* [Given instruction]: Render every entry verbatim.

* [Materials provided]:
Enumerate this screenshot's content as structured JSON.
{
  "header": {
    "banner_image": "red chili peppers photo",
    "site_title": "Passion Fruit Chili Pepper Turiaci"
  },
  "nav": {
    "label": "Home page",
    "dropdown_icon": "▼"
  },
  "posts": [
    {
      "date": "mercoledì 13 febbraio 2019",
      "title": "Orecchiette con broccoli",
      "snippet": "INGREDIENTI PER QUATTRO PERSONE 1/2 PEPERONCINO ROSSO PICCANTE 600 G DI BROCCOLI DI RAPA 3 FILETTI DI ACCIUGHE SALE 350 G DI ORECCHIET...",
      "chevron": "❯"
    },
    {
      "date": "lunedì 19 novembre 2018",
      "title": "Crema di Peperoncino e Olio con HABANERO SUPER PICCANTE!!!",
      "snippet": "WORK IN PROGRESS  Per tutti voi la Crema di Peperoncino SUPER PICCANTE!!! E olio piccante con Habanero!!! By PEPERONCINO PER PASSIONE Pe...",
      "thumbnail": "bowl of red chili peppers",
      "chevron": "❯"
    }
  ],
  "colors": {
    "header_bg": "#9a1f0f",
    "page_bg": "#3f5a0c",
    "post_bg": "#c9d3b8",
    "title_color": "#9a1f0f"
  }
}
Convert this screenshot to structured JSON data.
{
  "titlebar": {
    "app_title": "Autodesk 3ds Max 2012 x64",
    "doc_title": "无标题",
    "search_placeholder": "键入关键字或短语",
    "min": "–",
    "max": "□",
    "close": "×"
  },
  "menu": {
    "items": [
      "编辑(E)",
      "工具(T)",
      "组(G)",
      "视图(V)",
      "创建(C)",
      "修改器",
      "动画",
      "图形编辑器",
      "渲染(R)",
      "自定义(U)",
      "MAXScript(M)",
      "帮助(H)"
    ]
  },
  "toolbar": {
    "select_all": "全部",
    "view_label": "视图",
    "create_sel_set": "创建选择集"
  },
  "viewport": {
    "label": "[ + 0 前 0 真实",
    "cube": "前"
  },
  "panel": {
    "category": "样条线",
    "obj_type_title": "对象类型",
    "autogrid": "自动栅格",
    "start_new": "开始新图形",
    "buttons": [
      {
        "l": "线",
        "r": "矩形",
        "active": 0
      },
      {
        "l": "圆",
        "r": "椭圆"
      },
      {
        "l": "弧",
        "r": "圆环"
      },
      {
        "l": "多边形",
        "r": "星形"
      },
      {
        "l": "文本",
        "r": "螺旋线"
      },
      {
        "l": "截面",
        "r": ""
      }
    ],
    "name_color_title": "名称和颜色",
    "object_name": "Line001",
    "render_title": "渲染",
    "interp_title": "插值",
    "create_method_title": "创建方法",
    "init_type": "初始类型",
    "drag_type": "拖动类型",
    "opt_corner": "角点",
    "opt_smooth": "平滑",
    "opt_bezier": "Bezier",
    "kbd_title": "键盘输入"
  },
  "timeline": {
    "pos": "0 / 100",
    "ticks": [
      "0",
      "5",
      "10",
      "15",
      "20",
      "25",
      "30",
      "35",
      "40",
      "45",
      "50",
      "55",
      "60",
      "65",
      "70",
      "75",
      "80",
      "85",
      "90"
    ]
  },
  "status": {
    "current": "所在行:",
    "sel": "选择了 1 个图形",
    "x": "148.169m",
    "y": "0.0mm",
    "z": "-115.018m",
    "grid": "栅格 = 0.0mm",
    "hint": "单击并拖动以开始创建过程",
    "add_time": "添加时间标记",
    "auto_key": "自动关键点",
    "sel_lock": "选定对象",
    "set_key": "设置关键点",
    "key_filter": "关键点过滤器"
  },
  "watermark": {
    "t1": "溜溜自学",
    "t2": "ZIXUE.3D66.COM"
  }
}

* [Final result]:
Enumerate this screenshot's content as structured JSON.
{
  "header": {
    "banner_image": "red chili peppers photo",
    "site_title": "Passion Fruit Chili Pepper Turiaci"
  },
  "nav": {
    "label": "Home page",
    "dropdown_icon": "▼"
  },
  "posts": [
    {
      "date": "mercoledì 13 febbraio 2019",
      "title": "Orecchiette con broccoli",
      "snippet": "INGREDIENTI PER QUATTRO PERSONE 1/2 PEPERONCINO ROSSO PICCANTE 600 G DI BROCCOLI DI RAPA 3 FILETTI DI ACCIUGHE SALE 350 G DI ORECCHIET...",
      "chevron": "❯"
    },
    {
      "date": "lunedì 19 novembre 2018",
      "title": "Crema di Peperoncino e Olio con HABANERO SUPER PICCANTE!!!",
      "snippet": "WORK IN PROGRESS  Per tutti voi la Crema di Peperoncino SUPER PICCANTE!!! E olio piccante con Habanero!!! By PEPERONCINO PER PASSIONE Pe...",
      "thumbnail": "bowl of red chili peppers",
      "chevron": "❯"
    }
  ],
  "colors": {
    "header_bg": "#9a1f0f",
    "page_bg": "#3f5a0c",
    "post_bg": "#c9d3b8",
    "title_color": "#9a1f0f"
  }
}
Convert this screenshot to structured JSON data.
{
  "titlebar": {
    "app_title": "Autodesk 3ds Max 2012 x64",
    "doc_title": "无标题",
    "search_placeholder": "键入关键字或短语",
    "min": "–",
    "max": "□",
    "close": "×"
  },
  "menu": {
    "items": [
      "编辑(E)",
      "工具(T)",
      "组(G)",
      "视图(V)",
      "创建(C)",
      "修改器",
      "动画",
      "图形编辑器",
      "渲染(R)",
      "自定义(U)",
      "MAXScript(M)",
      "帮助(H)"
    ]
  },
  "toolbar": {
    "select_all": "全部",
    "view_label": "视图",
    "create_sel_set": "创建选择集"
  },
  "viewport": {
    "label": "[ + 0 前 0 真实",
    "cube": "前"
  },
  "panel": {
    "category": "样条线",
    "obj_type_title": "对象类型",
    "autogrid": "自动栅格",
    "start_new": "开始新图形",
    "buttons": [
      {
        "l": "线",
        "r": "矩形",
        "active": 0
      },
      {
        "l": "圆",
        "r": "椭圆"
      },
      {
        "l": "弧",
        "r": "圆环"
      },
      {
        "l": "多边形",
        "r": "星形"
      },
      {
        "l": "文本",
        "r": "螺旋线"
      },
      {
        "l": "截面",
        "r": ""
      }
    ],
    "name_color_title": "名称和颜色",
    "object_name": "Line001",
    "render_title": "渲染",
    "interp_title": "插值",
    "create_method_title": "创建方法",
    "init_type": "初始类型",
    "drag_type": "拖动类型",
    "opt_corner": "角点",
    "opt_smooth": "平滑",
    "opt_bezier": "Bezier",
    "kbd_title": "键盘输入"
  },
  "timeline": {
    "pos": "0 / 100",
    "ticks": [
      "0",
      "5",
      "10",
      "15",
      "20",
      "25",
      "30",
      "35",
      "40",
      "45",
      "50",
      "55",
      "60",
      "65",
      "70",
      "75",
      "80",
      "85",
      "90"
    ]
  },
  "status": {
    "current": "所在行:",
    "sel": "选择了 1 个图形",
    "x": "148.169m",
    "y": "0.0mm",
    "z": "-115.018m",
    "grid": "栅格 = 0.0mm",
    "hint": "单击并拖动以开始创建过程",
    "add_time": "添加时间标记",
    "auto_key": "自动关键点",
    "sel_lock": "选定对象",
    "set_key": "设置关键点",
    "key_filter": "关键点过滤器"
  },
  "watermark": {
    "t1": "溜溜自学",
    "t2": "ZIXUE.3D66.COM"
  }
}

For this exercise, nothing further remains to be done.